--- BEGIN Records shown ---

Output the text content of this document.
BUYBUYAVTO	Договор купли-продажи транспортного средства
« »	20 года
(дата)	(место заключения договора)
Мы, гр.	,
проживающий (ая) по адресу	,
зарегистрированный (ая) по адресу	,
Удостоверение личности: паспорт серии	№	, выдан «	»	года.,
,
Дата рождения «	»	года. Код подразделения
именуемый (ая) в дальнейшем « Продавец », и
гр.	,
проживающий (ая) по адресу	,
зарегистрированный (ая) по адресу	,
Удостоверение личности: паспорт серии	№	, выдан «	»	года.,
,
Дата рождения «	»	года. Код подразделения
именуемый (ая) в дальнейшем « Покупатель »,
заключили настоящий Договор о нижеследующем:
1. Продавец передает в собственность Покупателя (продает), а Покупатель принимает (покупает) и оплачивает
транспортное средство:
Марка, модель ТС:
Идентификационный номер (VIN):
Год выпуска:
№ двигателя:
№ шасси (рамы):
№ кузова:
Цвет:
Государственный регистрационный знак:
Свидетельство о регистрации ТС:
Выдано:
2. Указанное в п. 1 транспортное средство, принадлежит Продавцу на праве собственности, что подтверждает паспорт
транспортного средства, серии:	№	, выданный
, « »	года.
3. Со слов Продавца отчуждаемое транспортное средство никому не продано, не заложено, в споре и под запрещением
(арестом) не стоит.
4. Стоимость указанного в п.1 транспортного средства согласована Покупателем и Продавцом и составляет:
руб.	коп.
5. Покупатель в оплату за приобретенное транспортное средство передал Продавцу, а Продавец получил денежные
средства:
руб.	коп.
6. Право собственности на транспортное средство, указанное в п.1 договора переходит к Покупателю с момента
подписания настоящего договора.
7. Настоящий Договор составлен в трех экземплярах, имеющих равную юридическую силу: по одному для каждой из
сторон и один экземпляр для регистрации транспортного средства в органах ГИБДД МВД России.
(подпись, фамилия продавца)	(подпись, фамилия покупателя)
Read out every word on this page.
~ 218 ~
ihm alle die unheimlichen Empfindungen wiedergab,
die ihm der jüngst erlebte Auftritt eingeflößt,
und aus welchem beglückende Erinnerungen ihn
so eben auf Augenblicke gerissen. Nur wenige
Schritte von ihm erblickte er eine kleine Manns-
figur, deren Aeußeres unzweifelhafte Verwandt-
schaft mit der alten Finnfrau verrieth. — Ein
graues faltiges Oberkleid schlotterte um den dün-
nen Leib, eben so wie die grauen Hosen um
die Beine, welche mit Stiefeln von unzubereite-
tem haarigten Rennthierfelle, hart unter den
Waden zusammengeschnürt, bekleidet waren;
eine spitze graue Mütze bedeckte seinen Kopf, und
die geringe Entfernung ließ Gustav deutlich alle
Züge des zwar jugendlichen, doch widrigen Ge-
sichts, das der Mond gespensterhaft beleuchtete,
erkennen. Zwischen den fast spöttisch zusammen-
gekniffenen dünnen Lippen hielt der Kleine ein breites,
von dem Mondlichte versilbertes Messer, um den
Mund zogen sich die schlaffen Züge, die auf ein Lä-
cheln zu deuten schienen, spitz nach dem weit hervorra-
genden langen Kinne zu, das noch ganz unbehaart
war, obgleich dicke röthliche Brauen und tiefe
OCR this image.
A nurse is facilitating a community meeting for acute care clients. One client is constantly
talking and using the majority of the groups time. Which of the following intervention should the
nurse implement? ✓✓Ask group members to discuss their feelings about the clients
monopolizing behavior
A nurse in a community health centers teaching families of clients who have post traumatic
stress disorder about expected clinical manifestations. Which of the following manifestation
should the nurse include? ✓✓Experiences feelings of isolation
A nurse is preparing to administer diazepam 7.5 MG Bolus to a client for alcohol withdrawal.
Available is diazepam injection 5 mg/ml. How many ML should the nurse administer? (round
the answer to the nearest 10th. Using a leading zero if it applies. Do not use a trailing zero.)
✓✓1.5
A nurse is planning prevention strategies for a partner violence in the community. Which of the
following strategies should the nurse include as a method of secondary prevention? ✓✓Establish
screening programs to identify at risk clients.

--- END Records shown ---

### What the task requires
Return all lines containing "Покупатель".

### Exercise result
именуемый (ая) в дальнейшем « Покупатель »,
1. Продавец передает в собственность Покупателя (продает), а Покупатель принимает (покупает) и оплачивает
5. Покупатель в оплату за приобретенное транспортное средство передал Продавцу, а Продавец получил денежные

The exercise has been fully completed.